━━━━━ EXTRACTED INFORMATION

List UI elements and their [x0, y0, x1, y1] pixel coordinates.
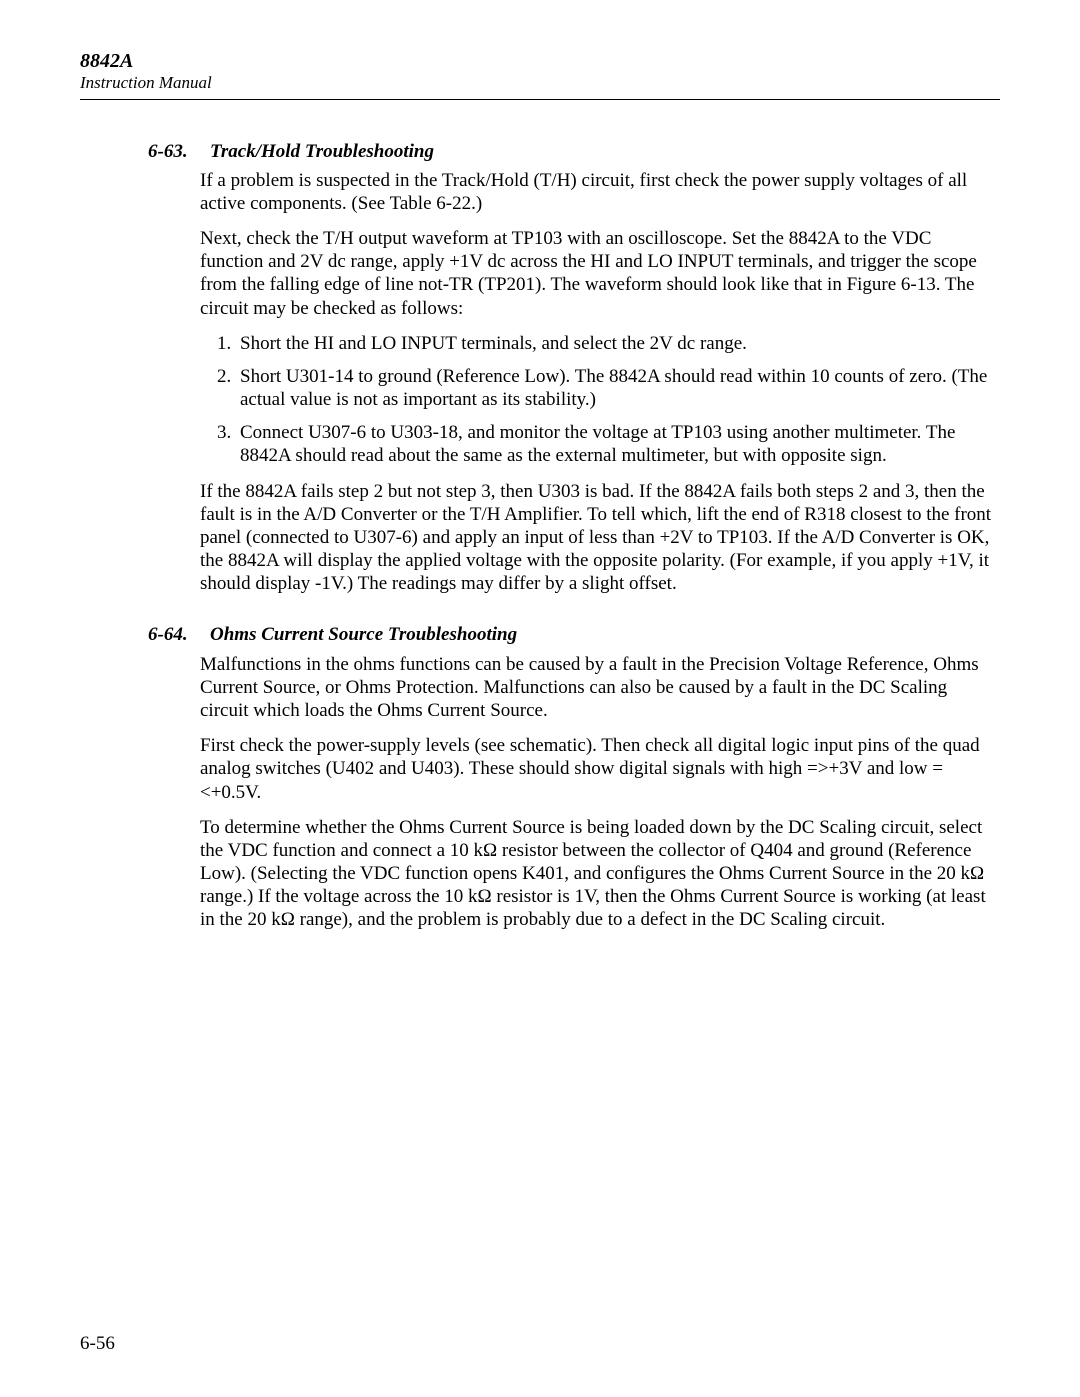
- section-heading: 6-64. Ohms Current Source Troubleshootin…: [148, 623, 995, 646]
- paragraph: Malfunctions in the ohms functions can b…: [200, 653, 995, 723]
- header-subtitle: Instruction Manual: [80, 73, 1000, 93]
- paragraph: To determine whether the Ohms Current So…: [200, 816, 995, 932]
- paragraph: If a problem is suspected in the Track/H…: [200, 169, 995, 215]
- section-heading: 6-63. Track/Hold Troubleshooting: [148, 140, 995, 163]
- page-header: 8842A Instruction Manual: [80, 50, 1000, 93]
- header-model: 8842A: [80, 50, 1000, 73]
- page: 8842A Instruction Manual 6-63. Track/Hol…: [0, 0, 1080, 1397]
- header-rule: [80, 99, 1000, 100]
- section-title: Track/Hold Troubleshooting: [210, 140, 434, 163]
- paragraph: Next, check the T/H output waveform at T…: [200, 227, 995, 320]
- section-title: Ohms Current Source Troubleshooting: [210, 623, 517, 646]
- section-6-63: 6-63. Track/Hold Troubleshooting If a pr…: [200, 140, 995, 596]
- section-6-64: 6-64. Ohms Current Source Troubleshootin…: [200, 623, 995, 931]
- section-number: 6-64.: [148, 623, 210, 646]
- list-item: Connect U307-6 to U303-18, and monitor t…: [236, 421, 995, 467]
- paragraph: If the 8842A fails step 2 but not step 3…: [200, 480, 995, 596]
- list-item: Short U301-14 to ground (Reference Low).…: [236, 365, 995, 411]
- page-number: 6-56: [80, 1333, 115, 1355]
- paragraph: First check the power-supply levels (see…: [200, 734, 995, 804]
- page-content: 6-63. Track/Hold Troubleshooting If a pr…: [200, 140, 995, 932]
- section-number: 6-63.: [148, 140, 210, 163]
- list-item: Short the HI and LO INPUT terminals, and…: [236, 332, 995, 355]
- numbered-list: Short the HI and LO INPUT terminals, and…: [200, 332, 995, 468]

━━━━━━━━━━

- _WRITTEN INSTRUCTION_: Reproduce the records above unchanged, from the line containing "- section-heading: 6-64." through the line containing "- paragraph: To", including both of those lines.

- _WRITTEN ANSWER_:
- section-heading: 6-64. Ohms Current Source Troubleshootin…: [148, 623, 995, 646]
- paragraph: Malfunctions in the ohms functions can b…: [200, 653, 995, 723]
- header-subtitle: Instruction Manual: [80, 73, 1000, 93]
- paragraph: To determine whether the Ohms Current So…: [200, 816, 995, 932]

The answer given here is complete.